| Work required |
Check each line of the records below for the word "peut" and copy those where it appears.

| Working data |
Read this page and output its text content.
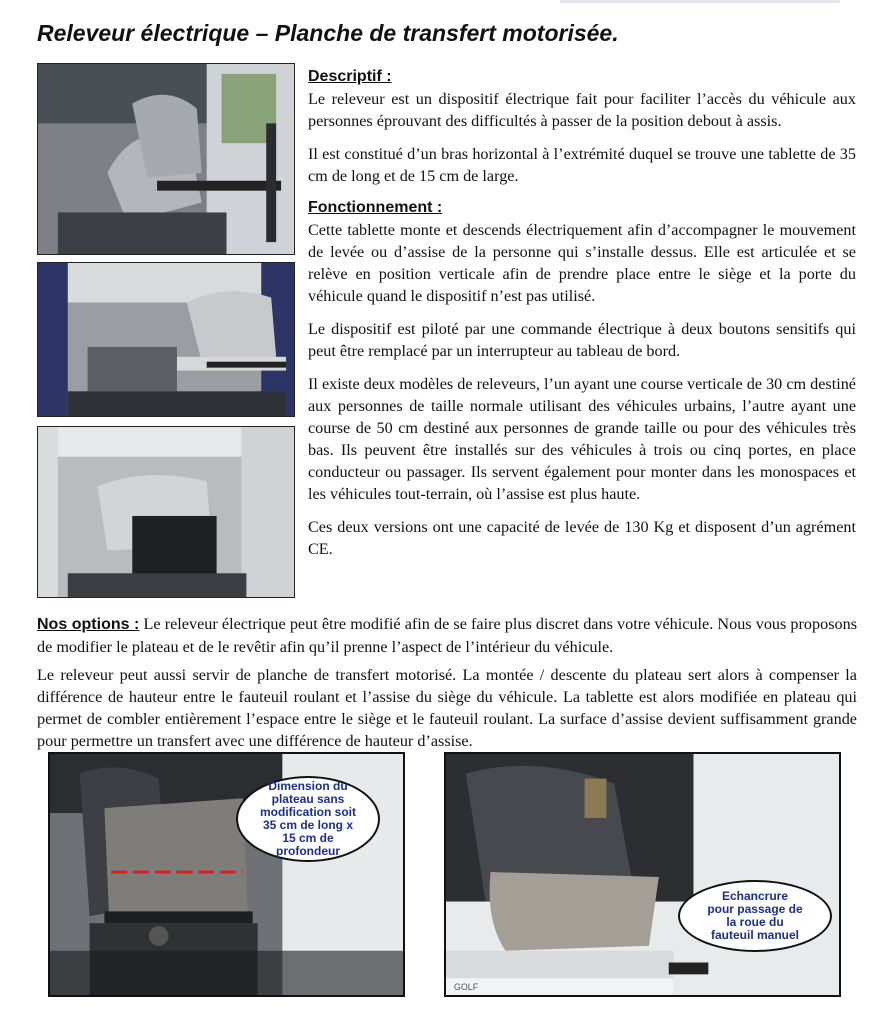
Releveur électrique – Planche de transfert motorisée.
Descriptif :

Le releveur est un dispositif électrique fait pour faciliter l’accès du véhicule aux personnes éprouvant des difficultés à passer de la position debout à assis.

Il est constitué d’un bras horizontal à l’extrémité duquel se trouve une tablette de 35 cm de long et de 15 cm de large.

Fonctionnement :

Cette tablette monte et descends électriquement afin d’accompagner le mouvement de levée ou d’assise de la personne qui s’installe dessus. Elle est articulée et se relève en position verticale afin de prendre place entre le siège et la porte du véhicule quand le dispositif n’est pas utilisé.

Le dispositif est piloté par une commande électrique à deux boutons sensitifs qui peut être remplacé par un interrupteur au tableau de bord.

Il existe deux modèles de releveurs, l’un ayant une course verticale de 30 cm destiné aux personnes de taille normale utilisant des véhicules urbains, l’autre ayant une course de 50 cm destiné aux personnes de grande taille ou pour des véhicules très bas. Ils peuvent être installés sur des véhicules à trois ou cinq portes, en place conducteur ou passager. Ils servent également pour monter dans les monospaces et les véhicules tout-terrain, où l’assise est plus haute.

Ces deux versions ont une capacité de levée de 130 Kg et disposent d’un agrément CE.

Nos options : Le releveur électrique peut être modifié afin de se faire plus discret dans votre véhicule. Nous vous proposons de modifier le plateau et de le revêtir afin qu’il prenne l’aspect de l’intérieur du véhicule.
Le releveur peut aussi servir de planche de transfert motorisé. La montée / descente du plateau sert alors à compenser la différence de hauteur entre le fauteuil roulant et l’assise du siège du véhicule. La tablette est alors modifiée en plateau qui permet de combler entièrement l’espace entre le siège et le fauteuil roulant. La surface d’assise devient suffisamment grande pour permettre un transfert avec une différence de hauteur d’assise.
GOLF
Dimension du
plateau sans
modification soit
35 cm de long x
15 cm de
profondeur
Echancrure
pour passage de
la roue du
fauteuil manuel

==

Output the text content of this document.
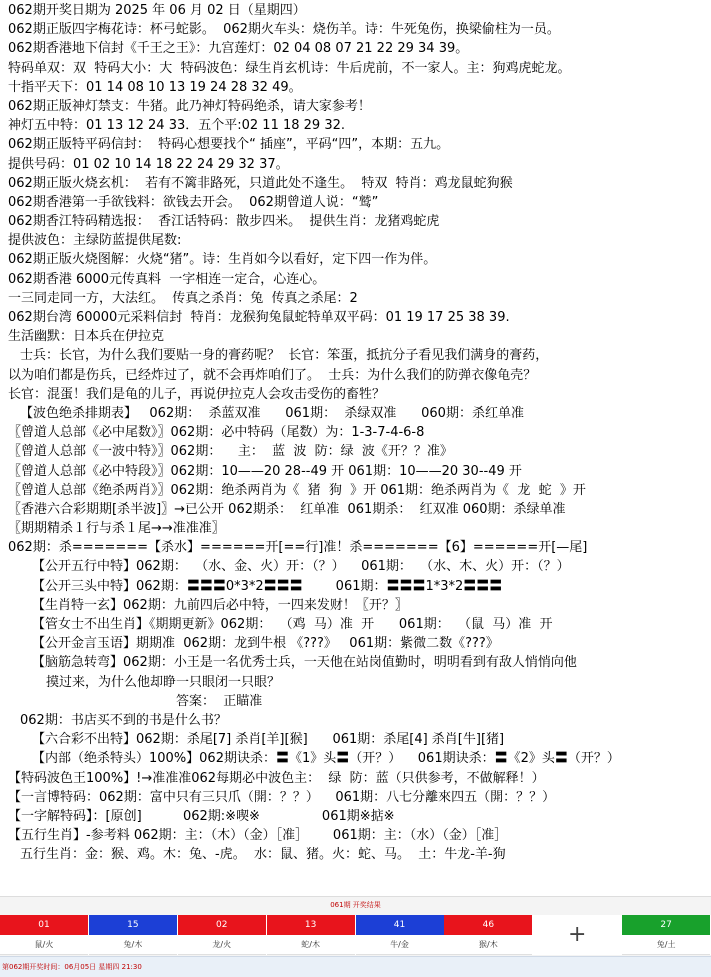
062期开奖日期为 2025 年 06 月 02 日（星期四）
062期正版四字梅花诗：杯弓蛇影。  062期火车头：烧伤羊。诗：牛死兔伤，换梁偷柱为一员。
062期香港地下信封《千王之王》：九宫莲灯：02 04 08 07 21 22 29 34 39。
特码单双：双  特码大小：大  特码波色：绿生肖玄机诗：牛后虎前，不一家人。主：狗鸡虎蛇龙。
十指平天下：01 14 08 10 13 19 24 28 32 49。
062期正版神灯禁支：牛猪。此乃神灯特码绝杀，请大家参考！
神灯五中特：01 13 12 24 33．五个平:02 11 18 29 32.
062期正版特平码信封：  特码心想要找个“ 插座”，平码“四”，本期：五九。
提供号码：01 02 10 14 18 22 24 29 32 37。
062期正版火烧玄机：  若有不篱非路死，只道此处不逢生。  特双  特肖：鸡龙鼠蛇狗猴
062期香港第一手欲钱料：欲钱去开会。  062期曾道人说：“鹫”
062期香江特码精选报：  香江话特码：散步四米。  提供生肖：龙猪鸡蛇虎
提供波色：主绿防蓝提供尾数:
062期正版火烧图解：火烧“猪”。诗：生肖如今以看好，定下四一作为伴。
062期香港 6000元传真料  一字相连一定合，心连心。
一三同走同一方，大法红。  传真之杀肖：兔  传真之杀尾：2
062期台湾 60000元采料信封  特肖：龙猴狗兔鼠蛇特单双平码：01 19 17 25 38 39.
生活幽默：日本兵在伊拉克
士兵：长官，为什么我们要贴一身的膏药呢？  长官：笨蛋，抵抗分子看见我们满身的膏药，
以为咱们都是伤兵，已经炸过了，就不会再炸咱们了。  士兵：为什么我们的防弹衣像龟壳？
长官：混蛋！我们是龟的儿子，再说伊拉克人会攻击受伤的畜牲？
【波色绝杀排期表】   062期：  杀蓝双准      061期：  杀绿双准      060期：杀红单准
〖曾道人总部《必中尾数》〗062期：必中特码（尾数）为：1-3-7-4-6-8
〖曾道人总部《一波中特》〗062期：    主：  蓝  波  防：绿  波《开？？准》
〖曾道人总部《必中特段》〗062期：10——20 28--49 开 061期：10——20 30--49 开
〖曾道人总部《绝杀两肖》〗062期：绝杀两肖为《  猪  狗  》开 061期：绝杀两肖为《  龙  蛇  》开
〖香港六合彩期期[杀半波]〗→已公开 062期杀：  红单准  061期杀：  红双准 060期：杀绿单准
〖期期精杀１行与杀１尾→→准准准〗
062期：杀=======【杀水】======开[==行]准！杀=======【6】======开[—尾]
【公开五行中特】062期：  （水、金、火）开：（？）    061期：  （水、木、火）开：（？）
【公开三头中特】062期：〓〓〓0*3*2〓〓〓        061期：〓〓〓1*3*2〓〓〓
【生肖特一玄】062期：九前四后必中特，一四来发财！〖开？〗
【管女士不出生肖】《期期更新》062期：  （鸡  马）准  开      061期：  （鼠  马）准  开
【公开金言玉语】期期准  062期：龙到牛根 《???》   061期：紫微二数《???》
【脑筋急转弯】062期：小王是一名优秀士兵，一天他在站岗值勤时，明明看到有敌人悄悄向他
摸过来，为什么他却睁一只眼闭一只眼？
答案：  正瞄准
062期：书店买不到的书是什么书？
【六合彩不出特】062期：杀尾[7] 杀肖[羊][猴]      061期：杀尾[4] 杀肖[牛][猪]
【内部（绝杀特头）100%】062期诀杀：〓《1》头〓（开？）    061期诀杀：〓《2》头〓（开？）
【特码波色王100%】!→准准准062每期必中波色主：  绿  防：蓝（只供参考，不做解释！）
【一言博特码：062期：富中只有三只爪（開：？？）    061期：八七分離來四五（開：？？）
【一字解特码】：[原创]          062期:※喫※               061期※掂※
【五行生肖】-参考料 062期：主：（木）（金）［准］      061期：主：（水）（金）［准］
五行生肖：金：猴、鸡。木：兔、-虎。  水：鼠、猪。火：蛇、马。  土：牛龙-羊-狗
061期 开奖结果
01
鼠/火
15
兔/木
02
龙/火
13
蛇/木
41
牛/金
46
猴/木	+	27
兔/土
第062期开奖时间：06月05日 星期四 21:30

| Reply to the task |
Le dispositif est piloté par une commande électrique à deux boutons sensitifs qui peut être remplacé par un interrupteur au tableau de bord.
Nos options : Le releveur électrique peut être modifié afin de se faire plus discret dans votre véhicule. Nous vous proposons de modifier le plateau et de le revêtir afin qu’il prenne l’aspect de l’intérieur du véhicule.
Le releveur peut aussi servir de planche de transfert motorisé. La montée / descente du plateau sert alors à compenser la différence de hauteur entre le fauteuil roulant et l’assise du siège du véhicule. La tablette est alors modifiée en plateau qui permet de combler entièrement l’espace entre le siège et le fauteuil roulant. La surface d’assise devient suffisamment grande pour permettre un transfert avec une différence de hauteur d’assise.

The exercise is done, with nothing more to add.